───── The input ─────
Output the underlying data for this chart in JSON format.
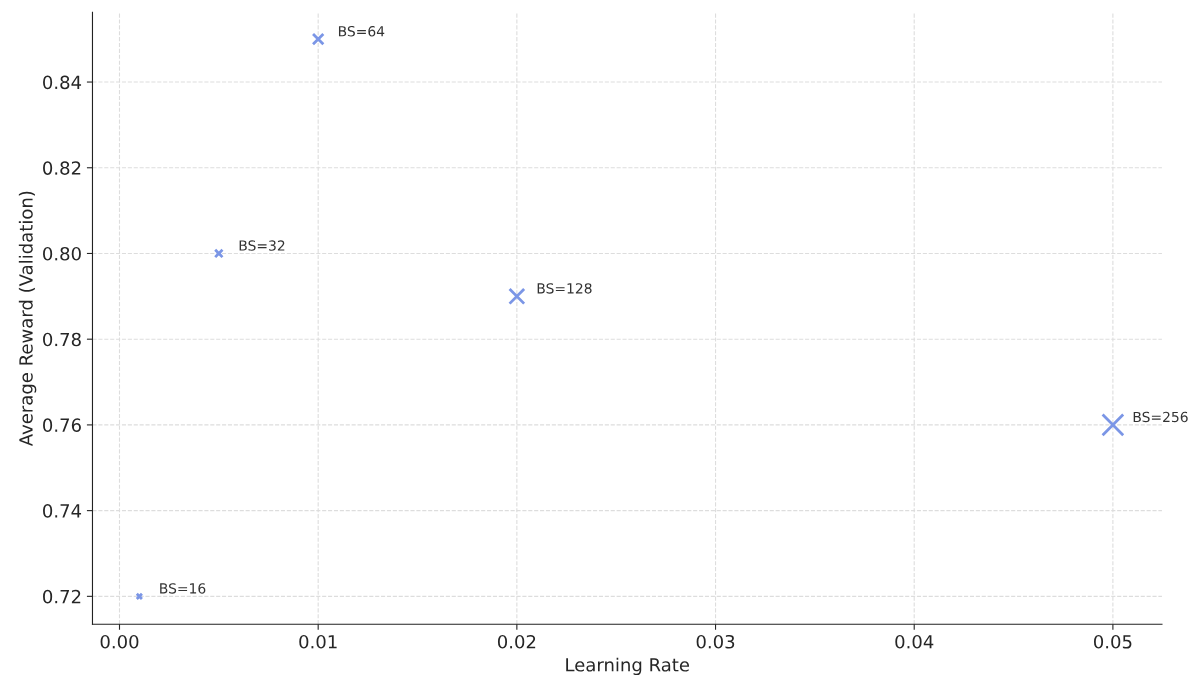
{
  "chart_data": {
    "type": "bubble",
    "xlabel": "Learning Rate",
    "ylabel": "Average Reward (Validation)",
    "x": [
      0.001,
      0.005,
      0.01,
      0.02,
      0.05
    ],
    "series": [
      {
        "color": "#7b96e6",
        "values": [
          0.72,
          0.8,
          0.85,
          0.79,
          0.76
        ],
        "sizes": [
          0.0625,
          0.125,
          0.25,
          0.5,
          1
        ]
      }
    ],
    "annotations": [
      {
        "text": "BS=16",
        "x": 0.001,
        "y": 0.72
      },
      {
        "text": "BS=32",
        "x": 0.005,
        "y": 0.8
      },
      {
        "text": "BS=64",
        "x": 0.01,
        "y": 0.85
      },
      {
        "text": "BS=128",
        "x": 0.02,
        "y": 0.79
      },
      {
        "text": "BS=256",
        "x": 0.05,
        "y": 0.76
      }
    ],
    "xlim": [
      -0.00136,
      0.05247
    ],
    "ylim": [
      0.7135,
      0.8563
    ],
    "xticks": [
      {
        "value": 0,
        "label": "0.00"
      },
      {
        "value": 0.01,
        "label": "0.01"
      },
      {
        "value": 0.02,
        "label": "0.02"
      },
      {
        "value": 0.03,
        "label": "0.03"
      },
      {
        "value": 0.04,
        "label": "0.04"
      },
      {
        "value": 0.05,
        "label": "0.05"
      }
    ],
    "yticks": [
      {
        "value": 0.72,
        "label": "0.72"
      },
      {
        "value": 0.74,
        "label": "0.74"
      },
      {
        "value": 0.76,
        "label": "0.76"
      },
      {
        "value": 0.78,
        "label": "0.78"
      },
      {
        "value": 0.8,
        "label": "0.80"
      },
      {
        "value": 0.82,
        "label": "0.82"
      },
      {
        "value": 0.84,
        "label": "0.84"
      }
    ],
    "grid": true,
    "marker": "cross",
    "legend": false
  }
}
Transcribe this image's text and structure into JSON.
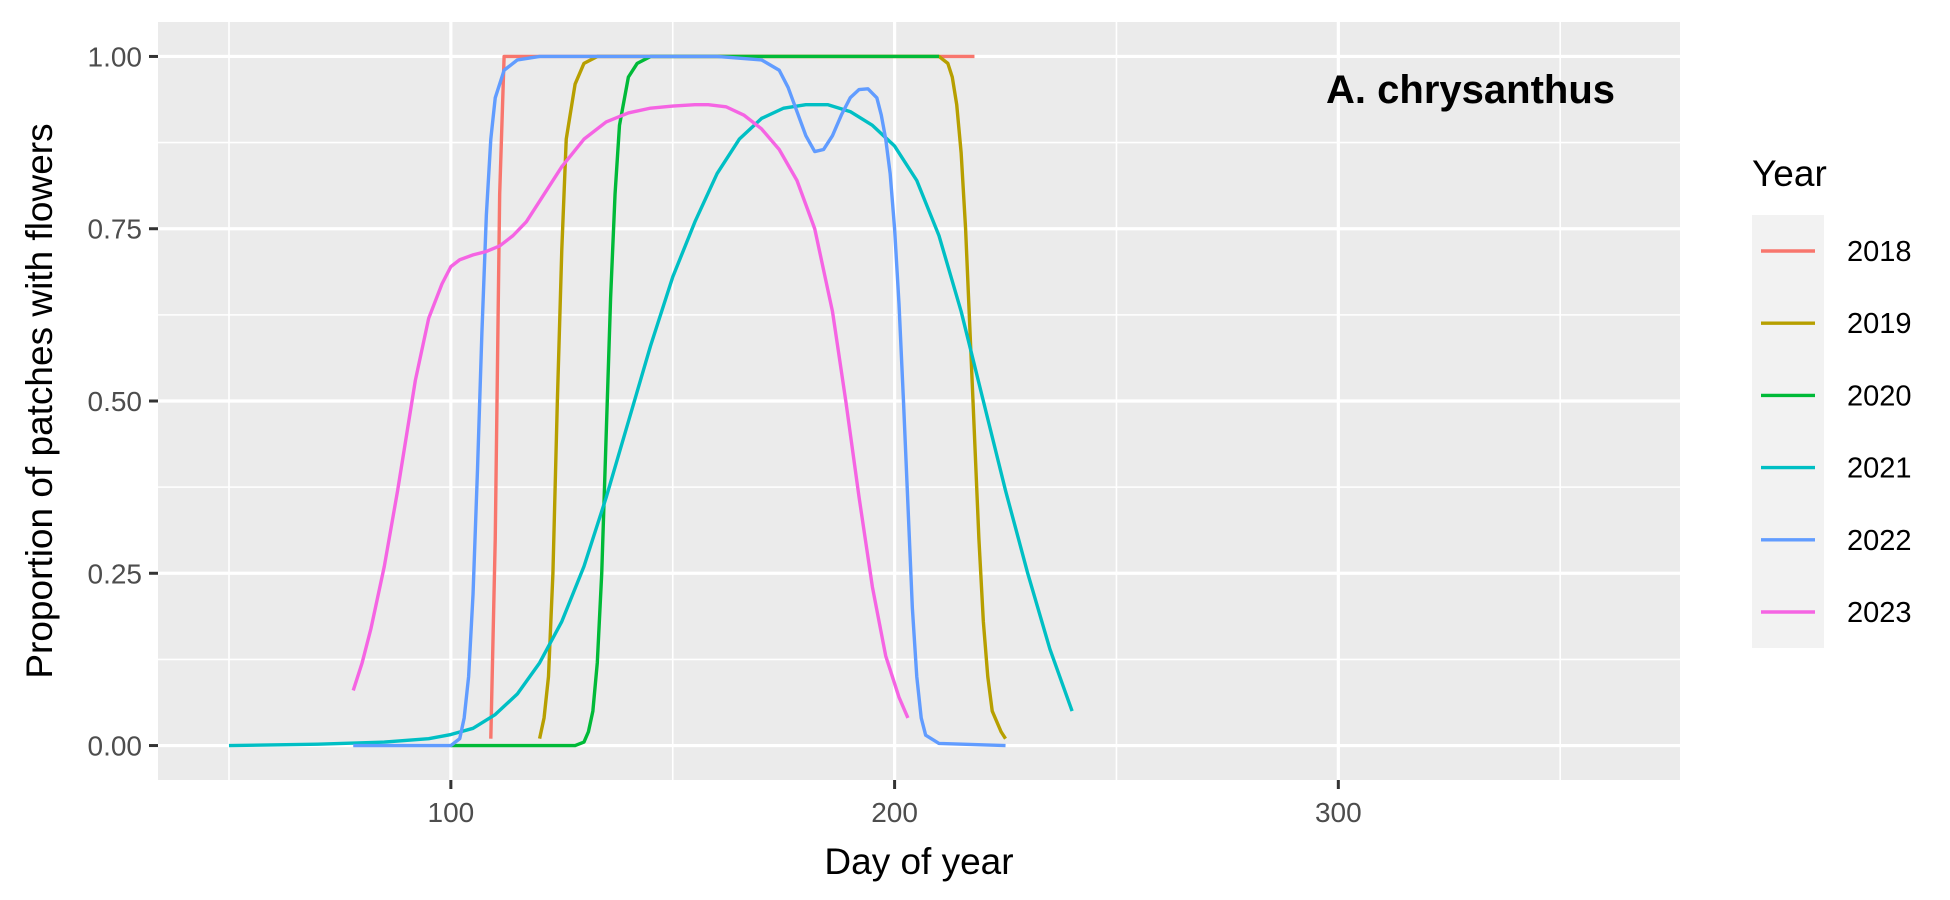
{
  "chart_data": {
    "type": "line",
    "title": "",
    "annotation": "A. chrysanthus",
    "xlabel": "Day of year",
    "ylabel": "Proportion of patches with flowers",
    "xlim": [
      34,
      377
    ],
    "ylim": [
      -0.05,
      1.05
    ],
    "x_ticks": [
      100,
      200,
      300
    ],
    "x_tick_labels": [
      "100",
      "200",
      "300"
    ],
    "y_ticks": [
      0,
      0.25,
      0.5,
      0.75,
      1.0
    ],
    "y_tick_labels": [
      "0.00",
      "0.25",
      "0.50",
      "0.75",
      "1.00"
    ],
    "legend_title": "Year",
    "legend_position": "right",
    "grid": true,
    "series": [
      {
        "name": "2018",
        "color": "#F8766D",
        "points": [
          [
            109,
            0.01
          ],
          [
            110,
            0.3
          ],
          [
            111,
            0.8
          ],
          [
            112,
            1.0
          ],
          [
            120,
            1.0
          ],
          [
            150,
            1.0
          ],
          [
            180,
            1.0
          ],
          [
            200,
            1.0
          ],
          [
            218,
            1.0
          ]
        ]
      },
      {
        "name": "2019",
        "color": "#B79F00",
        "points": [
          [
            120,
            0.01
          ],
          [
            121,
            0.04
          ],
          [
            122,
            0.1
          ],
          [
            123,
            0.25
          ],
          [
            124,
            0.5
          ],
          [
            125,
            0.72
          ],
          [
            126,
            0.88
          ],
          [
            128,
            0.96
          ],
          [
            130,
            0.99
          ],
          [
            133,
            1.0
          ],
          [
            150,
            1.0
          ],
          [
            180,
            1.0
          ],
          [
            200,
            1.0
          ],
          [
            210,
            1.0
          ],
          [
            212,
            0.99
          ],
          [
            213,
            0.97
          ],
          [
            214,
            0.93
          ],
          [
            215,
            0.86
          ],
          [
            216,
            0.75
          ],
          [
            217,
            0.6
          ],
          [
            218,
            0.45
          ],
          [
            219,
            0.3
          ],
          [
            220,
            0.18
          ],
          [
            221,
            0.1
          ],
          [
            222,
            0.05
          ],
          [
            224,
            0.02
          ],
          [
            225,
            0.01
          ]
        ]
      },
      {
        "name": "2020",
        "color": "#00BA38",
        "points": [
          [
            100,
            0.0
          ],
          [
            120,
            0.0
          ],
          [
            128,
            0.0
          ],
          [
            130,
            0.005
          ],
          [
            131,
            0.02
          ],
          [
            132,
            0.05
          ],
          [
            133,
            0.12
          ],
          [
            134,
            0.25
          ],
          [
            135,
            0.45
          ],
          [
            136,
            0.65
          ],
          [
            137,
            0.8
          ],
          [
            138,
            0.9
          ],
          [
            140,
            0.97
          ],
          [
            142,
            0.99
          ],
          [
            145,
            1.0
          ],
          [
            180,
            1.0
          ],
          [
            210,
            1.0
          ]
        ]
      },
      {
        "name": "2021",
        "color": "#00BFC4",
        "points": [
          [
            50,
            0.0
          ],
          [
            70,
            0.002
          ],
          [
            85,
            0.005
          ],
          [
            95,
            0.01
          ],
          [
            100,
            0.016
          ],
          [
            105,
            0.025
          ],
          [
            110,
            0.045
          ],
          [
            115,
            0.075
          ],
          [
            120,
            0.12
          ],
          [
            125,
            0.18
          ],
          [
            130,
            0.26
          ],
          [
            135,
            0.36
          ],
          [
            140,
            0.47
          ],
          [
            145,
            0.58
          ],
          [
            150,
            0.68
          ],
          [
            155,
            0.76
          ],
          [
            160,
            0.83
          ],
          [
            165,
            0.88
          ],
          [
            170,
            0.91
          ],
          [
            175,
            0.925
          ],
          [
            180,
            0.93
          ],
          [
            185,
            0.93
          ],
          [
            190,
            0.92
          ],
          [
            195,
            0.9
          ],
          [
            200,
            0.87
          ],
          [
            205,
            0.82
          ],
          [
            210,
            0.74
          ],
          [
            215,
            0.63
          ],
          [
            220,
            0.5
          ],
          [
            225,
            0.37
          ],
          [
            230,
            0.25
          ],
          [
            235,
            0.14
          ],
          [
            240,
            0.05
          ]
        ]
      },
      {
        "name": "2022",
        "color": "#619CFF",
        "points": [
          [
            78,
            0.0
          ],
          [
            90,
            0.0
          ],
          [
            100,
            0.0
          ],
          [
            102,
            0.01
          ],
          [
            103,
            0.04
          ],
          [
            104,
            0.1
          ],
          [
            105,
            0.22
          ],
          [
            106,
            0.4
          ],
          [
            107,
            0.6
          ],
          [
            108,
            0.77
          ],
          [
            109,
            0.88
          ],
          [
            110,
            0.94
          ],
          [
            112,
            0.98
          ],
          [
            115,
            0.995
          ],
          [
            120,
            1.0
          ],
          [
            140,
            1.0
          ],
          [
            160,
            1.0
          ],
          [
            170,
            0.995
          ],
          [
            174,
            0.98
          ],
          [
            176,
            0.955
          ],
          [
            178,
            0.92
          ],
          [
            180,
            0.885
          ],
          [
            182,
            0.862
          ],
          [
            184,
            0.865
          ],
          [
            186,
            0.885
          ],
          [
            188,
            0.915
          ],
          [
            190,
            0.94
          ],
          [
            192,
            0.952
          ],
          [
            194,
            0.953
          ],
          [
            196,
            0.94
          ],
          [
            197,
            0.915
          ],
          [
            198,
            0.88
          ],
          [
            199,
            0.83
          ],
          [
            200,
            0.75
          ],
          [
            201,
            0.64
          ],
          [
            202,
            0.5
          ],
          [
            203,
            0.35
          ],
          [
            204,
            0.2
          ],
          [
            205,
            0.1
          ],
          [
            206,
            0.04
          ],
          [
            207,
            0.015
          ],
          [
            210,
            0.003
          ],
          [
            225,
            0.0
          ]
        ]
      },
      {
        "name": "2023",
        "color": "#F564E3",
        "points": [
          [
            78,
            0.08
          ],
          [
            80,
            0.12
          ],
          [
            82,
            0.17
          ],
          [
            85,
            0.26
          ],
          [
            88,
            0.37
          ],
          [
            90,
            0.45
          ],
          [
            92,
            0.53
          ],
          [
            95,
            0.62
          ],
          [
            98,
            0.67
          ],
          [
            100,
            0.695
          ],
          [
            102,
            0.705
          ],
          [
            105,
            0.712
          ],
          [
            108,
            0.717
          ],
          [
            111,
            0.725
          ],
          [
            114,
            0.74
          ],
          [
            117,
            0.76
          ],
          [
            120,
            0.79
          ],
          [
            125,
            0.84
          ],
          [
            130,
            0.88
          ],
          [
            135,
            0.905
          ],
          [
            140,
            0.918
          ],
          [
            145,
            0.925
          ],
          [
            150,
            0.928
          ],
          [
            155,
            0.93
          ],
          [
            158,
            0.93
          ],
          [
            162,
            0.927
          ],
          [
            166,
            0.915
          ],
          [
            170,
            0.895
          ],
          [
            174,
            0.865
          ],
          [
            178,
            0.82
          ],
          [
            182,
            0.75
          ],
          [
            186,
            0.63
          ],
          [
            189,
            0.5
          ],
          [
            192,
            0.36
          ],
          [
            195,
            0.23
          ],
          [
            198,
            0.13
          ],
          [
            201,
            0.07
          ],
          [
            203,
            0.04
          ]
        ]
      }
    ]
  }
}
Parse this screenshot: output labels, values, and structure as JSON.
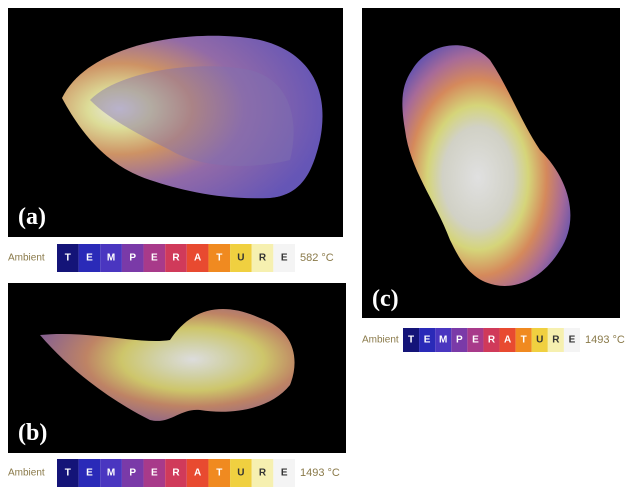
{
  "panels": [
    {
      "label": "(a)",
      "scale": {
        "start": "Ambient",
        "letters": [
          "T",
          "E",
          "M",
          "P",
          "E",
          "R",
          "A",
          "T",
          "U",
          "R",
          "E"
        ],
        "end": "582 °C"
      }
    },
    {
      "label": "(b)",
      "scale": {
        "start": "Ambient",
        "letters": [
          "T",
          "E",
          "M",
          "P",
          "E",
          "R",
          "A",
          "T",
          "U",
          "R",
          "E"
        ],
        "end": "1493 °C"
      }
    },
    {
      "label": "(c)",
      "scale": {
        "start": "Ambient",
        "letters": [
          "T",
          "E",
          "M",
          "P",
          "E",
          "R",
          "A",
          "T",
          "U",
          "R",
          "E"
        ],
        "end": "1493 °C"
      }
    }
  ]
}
─────
Task statement: Gather up, from the records above, each line where the word "name" appears.

Written response:
        "name": "2018",
        "name": "2019",
        "name": "2020",
        "name": "2021",
        "name": "2022",
        "name": "2023",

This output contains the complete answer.